Task objective: Reproduce the full listing that appears beneath this instruction exactly.

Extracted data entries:
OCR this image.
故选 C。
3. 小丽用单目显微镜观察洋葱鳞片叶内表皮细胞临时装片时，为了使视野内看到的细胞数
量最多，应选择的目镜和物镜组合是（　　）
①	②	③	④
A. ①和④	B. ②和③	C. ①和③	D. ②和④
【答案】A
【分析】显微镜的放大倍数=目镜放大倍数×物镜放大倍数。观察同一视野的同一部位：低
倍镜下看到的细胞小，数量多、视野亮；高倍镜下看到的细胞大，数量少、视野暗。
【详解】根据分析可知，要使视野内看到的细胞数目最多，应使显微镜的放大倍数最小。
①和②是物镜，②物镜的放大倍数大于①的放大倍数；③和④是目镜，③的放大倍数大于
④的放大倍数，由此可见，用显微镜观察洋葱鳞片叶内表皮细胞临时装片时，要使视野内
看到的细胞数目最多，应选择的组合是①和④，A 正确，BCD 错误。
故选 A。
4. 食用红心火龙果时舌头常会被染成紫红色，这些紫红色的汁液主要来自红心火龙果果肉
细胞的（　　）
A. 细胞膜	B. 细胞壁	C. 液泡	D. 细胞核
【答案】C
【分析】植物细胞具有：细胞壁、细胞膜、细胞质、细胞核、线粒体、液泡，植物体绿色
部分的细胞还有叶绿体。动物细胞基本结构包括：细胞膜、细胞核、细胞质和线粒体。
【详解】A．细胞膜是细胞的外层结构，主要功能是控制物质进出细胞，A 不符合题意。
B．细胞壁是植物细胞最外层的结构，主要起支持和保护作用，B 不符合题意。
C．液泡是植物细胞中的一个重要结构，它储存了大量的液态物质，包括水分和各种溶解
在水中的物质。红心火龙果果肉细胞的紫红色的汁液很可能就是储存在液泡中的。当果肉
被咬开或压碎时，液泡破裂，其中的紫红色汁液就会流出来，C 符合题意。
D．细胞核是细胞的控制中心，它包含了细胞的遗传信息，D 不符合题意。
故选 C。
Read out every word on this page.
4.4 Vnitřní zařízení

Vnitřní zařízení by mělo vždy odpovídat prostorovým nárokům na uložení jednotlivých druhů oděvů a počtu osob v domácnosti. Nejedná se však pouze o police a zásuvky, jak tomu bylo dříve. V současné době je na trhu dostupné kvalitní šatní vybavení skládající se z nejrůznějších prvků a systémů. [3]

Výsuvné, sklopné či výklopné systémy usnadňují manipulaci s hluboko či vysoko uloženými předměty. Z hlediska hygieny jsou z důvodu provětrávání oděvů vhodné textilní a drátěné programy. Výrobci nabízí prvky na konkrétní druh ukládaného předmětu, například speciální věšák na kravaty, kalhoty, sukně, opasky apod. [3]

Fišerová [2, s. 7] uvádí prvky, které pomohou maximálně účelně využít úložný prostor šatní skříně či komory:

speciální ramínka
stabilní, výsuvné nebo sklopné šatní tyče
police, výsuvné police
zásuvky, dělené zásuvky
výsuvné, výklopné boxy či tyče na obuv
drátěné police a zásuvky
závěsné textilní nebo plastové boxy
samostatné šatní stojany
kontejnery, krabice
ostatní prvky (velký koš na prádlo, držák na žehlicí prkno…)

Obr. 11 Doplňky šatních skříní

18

Worked answer:
OCR this image.
故选 C。
3. 小丽用单目显微镜观察洋葱鳞片叶内表皮细胞临时装片时，为了使视野内看到的细胞数
量最多，应选择的目镜和物镜组合是（　　）
①	②	③	④
A. ①和④	B. ②和③	C. ①和③	D. ②和④
【答案】A
【分析】显微镜的放大倍数=目镜放大倍数×物镜放大倍数。观察同一视野的同一部位：低
倍镜下看到的细胞小，数量多、视野亮；高倍镜下看到的细胞大，数量少、视野暗。
【详解】根据分析可知，要使视野内看到的细胞数目最多，应使显微镜的放大倍数最小。
①和②是物镜，②物镜的放大倍数大于①的放大倍数；③和④是目镜，③的放大倍数大于
④的放大倍数，由此可见，用显微镜观察洋葱鳞片叶内表皮细胞临时装片时，要使视野内
看到的细胞数目最多，应选择的组合是①和④，A 正确，BCD 错误。
故选 A。
4. 食用红心火龙果时舌头常会被染成紫红色，这些紫红色的汁液主要来自红心火龙果果肉
细胞的（　　）
A. 细胞膜	B. 细胞壁	C. 液泡	D. 细胞核
【答案】C
【分析】植物细胞具有：细胞壁、细胞膜、细胞质、细胞核、线粒体、液泡，植物体绿色
部分的细胞还有叶绿体。动物细胞基本结构包括：细胞膜、细胞核、细胞质和线粒体。
【详解】A．细胞膜是细胞的外层结构，主要功能是控制物质进出细胞，A 不符合题意。
B．细胞壁是植物细胞最外层的结构，主要起支持和保护作用，B 不符合题意。
C．液泡是植物细胞中的一个重要结构，它储存了大量的液态物质，包括水分和各种溶解
在水中的物质。红心火龙果果肉细胞的紫红色的汁液很可能就是储存在液泡中的。当果肉
被咬开或压碎时，液泡破裂，其中的紫红色汁液就会流出来，C 符合题意。
D．细胞核是细胞的控制中心，它包含了细胞的遗传信息，D 不符合题意。
故选 C。
Read out every word on this page.
4.4 Vnitřní zařízení

Vnitřní zařízení by mělo vždy odpovídat prostorovým nárokům na uložení jednotlivých druhů oděvů a počtu osob v domácnosti. Nejedná se však pouze o police a zásuvky, jak tomu bylo dříve. V současné době je na trhu dostupné kvalitní šatní vybavení skládající se z nejrůznějších prvků a systémů. [3]

Výsuvné, sklopné či výklopné systémy usnadňují manipulaci s hluboko či vysoko uloženými předměty. Z hlediska hygieny jsou z důvodu provětrávání oděvů vhodné textilní a drátěné programy. Výrobci nabízí prvky na konkrétní druh ukládaného předmětu, například speciální věšák na kravaty, kalhoty, sukně, opasky apod. [3]

Fišerová [2, s. 7] uvádí prvky, které pomohou maximálně účelně využít úložný prostor šatní skříně či komory:

speciální ramínka
stabilní, výsuvné nebo sklopné šatní tyče
police, výsuvné police
zásuvky, dělené zásuvky
výsuvné, výklopné boxy či tyče na obuv
drátěné police a zásuvky
závěsné textilní nebo plastové boxy
samostatné šatní stojany
kontejnery, krabice
ostatní prvky (velký koš na prádlo, držák na žehlicí prkno…)

Obr. 11 Doplňky šatních skříní

18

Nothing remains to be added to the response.